SACRAMENTO, Calif. - The California Employment Development Department ,which oversees the distribution of unemployment benefits to millions of out of work Californians, is taking more drastic measures to deal with a wave of fraudulent claims.
The NewsChannel Tipline has aired a series of investigative reports over the last few months about problems at EDD including the fraud and massive backlog of unpaid claims to Californians who've been out of work since the pandemic started in March and have not received their benefits.
We showed how some people in Santa Barbara, San Luis Obispo and Ventura Counties were getting dozens of EDD letters delivered to their home addressed to people who have never lived at that address. Many of those letters contained EDD debit cards worth thousands of dollars each. EDD officials admit those letters appear to be part of the fraudulent activity they are investigating and trying to stop.
EDD officials announced on Thursday that they have identified and frozen about 350,000 debit cards that may be fraudulent based on certain indicators, including a high number of claims at the same address. Officials said they are quickly working to identify which claims are fraudulent and which ones are not.
Another major problem our NewsChannel investigations have focused on is the inability of claimants to reach a live person using the EDD call center number. The system has been overwhelmed since the pandemic shutdown. EDD also announced it is expanding its Call Center hours to 8 p.m. seven days a week so it can reach more people and reduce the backlog of claims quicker.
--
Prompt 1:
Answer these from the news report on California's unemployment agency:
(a) About how many possibly fraudulent debit cards has the agency frozen?
(b) Until what time will the call center now stay open, and on how many days a week?
(c) In which month did the pandemic start, according to the news report?
Prompt 2: List every county named in the news report on California's unemployment agency.

Record set:
--
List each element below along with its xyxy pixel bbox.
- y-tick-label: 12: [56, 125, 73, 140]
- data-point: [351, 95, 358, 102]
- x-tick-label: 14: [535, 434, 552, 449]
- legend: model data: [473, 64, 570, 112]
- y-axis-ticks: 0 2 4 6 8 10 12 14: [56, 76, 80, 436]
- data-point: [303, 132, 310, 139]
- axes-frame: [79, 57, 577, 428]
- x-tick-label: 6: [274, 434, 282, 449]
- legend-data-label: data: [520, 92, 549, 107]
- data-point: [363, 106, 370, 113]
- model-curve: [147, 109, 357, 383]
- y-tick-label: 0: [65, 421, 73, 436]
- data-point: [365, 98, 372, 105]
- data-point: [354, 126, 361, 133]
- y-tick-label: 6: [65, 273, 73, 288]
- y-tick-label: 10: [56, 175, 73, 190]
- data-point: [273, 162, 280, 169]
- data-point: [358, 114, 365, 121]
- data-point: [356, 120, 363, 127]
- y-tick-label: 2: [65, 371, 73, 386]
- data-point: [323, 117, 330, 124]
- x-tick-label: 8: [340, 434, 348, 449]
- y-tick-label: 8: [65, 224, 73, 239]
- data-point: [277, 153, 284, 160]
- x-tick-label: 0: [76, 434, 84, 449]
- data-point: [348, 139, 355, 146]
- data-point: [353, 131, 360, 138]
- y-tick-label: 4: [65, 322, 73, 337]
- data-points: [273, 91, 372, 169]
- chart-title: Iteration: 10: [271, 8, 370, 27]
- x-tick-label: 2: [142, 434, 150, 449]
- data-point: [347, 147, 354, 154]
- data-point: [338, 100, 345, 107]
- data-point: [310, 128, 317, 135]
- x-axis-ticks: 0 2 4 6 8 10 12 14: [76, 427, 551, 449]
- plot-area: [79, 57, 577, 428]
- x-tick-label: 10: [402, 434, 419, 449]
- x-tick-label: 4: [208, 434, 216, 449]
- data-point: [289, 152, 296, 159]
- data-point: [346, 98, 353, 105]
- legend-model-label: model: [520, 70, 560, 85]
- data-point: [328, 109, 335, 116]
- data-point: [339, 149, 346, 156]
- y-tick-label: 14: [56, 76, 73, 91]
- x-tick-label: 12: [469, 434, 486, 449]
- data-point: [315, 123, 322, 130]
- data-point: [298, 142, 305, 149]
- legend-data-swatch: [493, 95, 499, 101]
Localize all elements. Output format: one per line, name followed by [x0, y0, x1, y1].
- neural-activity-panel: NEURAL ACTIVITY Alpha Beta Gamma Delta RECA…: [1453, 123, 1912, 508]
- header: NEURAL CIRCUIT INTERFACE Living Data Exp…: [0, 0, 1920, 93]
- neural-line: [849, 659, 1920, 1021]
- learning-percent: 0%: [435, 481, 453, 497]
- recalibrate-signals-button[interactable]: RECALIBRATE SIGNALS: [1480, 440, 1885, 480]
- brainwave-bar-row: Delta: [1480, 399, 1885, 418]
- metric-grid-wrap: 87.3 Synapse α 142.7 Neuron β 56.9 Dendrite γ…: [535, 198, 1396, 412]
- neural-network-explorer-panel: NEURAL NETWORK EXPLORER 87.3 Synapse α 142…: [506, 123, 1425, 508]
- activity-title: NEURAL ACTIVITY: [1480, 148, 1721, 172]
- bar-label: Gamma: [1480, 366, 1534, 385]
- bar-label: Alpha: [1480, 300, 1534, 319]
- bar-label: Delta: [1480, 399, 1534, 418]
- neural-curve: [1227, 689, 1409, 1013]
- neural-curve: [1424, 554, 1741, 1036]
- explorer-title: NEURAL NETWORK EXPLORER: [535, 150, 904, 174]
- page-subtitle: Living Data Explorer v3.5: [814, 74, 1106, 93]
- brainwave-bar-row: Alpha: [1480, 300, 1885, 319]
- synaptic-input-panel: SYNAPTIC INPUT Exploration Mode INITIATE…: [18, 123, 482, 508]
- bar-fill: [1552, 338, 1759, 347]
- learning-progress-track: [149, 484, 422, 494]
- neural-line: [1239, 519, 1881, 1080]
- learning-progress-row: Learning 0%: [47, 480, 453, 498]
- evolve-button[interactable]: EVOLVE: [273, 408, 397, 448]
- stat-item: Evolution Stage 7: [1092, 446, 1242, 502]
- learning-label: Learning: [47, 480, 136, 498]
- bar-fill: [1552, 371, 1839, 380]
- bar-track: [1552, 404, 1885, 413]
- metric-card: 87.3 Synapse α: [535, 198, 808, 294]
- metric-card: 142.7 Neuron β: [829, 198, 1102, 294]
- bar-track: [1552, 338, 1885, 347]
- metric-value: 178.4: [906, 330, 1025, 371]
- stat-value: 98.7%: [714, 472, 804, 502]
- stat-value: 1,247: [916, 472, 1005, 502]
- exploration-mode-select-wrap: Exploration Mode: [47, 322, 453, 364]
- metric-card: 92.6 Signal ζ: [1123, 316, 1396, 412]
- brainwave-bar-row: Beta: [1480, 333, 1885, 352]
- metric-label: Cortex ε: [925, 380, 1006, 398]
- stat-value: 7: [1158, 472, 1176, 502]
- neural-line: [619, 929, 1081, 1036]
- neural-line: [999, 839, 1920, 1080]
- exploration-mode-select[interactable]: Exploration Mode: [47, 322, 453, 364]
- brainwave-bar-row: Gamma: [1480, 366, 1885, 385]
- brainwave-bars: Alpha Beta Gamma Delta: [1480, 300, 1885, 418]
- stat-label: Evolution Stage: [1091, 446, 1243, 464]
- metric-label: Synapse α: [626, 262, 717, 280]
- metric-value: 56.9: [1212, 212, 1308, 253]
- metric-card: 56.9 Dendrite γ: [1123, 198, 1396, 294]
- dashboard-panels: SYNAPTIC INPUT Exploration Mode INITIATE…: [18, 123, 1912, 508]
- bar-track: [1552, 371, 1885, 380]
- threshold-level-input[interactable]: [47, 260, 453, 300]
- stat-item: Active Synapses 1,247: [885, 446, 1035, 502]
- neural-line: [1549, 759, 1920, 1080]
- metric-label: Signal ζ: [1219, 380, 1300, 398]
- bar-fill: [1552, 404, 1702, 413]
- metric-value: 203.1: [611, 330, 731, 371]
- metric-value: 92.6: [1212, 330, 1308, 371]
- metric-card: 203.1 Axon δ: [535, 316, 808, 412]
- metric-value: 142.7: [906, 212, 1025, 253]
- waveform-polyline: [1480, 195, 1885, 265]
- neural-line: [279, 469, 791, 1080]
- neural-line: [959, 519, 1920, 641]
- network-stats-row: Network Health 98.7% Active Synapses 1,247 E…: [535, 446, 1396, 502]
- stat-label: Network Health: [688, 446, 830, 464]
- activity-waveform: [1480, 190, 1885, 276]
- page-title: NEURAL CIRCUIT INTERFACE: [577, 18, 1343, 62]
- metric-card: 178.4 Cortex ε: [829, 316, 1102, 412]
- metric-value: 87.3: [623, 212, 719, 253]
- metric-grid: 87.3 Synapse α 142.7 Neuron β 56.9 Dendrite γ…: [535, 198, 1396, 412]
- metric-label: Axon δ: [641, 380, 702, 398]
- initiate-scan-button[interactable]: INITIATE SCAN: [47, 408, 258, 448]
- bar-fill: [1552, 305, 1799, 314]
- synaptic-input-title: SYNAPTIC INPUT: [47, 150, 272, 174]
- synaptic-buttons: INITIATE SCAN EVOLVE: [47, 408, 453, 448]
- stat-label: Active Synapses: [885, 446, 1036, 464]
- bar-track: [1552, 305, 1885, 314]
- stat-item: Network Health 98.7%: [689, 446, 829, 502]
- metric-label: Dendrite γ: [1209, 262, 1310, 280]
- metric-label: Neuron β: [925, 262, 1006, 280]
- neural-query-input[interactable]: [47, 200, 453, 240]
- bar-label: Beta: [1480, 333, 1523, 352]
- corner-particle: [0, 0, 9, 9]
--
Answer area 1:
(a) About 350,000
(b) Until 8 p.m., seven days a week
(c) March

Answer area 2: Santa Barbara, San Luis Obispo, Ventura